▸ WHAT YOU NEED TO DO
[a] Decide whether each statement agrees with the CSR reporting excerpt below: (i) New Coke failed the blind taste test against Pepsi; (ii) experts dismissed the Aeron chair as an aesthetic disaster; (iii) the Aeron chair became Herman Miller's best selling product. For each, answer yes or no and quote the words from the excerpt that decide it.
[b] From the CSR reporting excerpt below, copy word for word the part that begins with the words containing "With so many" and ends with "a whole bottle.".
[begin TEXT SEGMENT]
Blogversation

Why CSR Reporting is Still Ugly: Mallen Baker’s Blog

Welcome to tbl’s new blogversation section, where we’ll bring you conversations from the CSR blogosphere. We believe that the dynamic nature of such dialogue is part of what keeps the CSR movement’s momentum strong. Below are excerpts from Mallen Baker’s blog, along with parts of the ensuing conversation between CSR practitioners across the globe.

With so many people focused on improving the state of the art, it must be getting pretty close to perfect, you would think. But it isn’t. It’s still ugly. And it’s worth just pondering why that might be. In his book ‘Blink’ Malcolm Gladwell identifies a number of instances where companies got something badly wrong that you would think they would get right. They were paying close attention. They had mobilised lots of resources. They should have got it right.

Like New Coke, which passed the blind taste test with its rival Pepsi, but flopped disastrously when released. They didn’t realise the basic truth – customers don’t drink blind. There were a lot more factors at play when people drank a bottle of coke. And besides, something sweeter might taste better with the first sip, but become too sickly by the time you’ve drunk a whole bottle.

Gladwell also identifies a number of times when companies got it right by ignoring all the criticism and advice, and going on instinct. Like the ergonomically designed Aeron chair that Herman Miller produced. Dismissed by experts as an aesthetic disaster, the company decided on gut instinct to go ahead anyway – and it became a design classic and its best selling product. The committees, the experts, the consultants – all those people that are commenting on which companies have got excellent reports – are missing the crucial ingredient. The reports don’t work for ordinary stakeholders – the people that the authors imagine they are producing the reports for.
[end TEXT SEGMENT]
[begin EXCERPTED RECORDS]
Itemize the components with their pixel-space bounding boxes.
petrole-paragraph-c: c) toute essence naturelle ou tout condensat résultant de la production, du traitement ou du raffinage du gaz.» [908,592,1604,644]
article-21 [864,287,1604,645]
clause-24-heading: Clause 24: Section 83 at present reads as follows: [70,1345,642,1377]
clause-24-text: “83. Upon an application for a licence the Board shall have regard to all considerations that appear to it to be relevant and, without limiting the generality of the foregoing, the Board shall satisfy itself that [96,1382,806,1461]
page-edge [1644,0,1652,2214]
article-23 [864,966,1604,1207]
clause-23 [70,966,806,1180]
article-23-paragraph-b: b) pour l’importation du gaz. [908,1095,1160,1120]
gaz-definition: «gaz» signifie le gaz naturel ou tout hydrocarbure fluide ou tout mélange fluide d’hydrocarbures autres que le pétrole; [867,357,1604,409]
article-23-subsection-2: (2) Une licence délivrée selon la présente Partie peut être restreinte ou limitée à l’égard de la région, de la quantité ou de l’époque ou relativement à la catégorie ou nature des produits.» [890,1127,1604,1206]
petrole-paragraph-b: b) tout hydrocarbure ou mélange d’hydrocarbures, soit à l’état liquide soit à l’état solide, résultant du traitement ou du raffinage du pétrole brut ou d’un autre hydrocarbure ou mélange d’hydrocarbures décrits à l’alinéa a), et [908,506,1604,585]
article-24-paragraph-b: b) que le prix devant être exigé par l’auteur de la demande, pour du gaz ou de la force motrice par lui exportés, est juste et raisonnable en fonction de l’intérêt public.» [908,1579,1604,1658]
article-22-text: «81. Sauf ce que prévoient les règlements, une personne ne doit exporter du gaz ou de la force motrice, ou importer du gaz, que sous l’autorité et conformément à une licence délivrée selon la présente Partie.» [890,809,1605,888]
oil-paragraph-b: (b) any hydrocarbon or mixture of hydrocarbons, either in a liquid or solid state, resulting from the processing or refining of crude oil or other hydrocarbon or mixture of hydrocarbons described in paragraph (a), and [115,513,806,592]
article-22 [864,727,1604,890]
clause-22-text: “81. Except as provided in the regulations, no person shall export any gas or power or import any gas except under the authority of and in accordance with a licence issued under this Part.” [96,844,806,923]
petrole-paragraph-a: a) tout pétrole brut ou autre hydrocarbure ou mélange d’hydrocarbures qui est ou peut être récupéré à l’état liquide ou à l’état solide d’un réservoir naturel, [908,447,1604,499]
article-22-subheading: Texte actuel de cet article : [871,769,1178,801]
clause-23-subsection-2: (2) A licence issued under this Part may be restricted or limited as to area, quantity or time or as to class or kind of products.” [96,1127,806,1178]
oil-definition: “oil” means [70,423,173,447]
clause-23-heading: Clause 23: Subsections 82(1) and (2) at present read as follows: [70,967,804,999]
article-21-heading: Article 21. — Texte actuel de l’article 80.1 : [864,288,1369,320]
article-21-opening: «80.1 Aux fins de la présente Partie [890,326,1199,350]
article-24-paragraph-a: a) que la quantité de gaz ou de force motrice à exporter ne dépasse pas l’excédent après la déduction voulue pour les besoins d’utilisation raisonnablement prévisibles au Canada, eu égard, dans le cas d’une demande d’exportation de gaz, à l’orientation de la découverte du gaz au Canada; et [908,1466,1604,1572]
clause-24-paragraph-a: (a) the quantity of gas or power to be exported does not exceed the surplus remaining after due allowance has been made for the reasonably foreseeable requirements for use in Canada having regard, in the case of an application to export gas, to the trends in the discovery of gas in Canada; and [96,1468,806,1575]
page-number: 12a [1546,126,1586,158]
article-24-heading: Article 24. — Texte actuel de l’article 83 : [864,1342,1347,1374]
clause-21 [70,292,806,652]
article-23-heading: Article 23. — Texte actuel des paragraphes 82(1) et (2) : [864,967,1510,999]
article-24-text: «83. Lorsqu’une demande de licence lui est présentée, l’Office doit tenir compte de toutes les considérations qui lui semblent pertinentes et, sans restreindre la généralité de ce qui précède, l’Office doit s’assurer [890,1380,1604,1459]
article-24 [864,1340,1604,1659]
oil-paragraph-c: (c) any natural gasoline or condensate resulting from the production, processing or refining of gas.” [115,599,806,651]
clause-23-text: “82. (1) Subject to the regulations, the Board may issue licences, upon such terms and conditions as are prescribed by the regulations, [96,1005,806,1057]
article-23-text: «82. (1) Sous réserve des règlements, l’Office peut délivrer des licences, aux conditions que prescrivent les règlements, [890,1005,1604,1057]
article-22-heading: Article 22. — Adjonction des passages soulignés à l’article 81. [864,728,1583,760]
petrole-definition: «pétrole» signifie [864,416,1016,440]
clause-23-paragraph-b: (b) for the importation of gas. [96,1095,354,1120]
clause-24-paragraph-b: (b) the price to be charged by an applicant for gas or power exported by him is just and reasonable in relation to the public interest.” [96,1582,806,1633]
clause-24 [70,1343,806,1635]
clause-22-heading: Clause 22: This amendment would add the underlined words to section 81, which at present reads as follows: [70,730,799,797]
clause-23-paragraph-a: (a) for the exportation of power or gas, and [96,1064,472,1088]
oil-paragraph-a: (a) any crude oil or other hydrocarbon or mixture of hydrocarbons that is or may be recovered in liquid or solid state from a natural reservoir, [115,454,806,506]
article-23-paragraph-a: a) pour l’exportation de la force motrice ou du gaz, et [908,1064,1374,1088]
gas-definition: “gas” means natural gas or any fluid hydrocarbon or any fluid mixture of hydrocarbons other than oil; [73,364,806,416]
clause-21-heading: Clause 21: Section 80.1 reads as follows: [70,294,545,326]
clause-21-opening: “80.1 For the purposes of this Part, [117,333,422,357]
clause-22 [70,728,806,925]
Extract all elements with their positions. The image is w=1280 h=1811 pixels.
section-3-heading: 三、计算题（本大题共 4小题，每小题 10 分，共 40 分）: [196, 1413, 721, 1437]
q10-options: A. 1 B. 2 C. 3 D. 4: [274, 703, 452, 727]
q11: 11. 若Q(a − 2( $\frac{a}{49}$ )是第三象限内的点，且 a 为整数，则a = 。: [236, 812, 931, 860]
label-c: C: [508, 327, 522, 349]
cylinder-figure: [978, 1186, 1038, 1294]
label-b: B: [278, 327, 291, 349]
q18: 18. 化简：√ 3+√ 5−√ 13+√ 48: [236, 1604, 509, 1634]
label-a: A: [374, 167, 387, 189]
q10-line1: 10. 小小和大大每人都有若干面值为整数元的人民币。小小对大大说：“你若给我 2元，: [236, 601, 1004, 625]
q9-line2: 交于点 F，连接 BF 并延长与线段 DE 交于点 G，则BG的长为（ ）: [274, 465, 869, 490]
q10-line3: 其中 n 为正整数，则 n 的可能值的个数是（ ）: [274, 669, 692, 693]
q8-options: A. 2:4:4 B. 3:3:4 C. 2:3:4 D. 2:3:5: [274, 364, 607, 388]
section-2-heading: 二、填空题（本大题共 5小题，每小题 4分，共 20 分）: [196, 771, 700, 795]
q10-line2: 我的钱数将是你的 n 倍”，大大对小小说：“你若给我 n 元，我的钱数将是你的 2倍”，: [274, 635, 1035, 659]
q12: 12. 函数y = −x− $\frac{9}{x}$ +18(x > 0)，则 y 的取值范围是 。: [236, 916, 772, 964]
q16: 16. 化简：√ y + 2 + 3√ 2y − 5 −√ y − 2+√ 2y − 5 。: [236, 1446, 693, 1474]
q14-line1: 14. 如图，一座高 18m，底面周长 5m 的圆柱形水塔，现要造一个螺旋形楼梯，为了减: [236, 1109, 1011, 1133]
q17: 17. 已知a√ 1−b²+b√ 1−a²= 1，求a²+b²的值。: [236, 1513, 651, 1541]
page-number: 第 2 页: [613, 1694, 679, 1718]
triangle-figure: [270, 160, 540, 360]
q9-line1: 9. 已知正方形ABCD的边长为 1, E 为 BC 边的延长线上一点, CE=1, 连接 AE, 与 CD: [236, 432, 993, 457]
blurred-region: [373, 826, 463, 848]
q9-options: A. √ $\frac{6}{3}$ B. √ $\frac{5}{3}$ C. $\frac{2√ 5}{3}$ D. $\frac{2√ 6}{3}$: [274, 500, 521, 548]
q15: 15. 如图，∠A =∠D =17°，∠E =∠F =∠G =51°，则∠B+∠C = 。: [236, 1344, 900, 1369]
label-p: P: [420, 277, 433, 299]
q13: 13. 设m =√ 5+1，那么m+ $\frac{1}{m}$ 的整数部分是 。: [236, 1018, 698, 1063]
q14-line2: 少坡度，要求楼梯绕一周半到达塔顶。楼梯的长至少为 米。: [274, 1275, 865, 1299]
[end EXCERPTED RECORDS]
▸ FINAL RESULTS
[a]
(i) No: "passed the blind taste test with its rival Pepsi"
(ii) Yes: "Dismissed by experts as an aesthetic disaster"
(iii) Yes: "it became a design classic and its best selling product"

[b]
With so many people focused on improving the state of the art, it must be getting pretty close to perfect, you would think. But it isn’t. It’s still ugly. And it’s worth just pondering why that might be. In his book ‘Blink’ Malcolm Gladwell identifies a number of instances where companies got something badly wrong that you would think they would get right. They were paying close attention. They had mobilised lots of resources. They should have got it right.

Like New Coke, which passed the blind taste test with its rival Pepsi, but flopped disastrously when released. They didn’t realise the basic truth – customers don’t drink blind. There were a lot more factors at play when people drank a bottle of coke. And besides, something sweeter might taste better with the first sip, but become too sickly by the time you’ve drunk a whole bottle.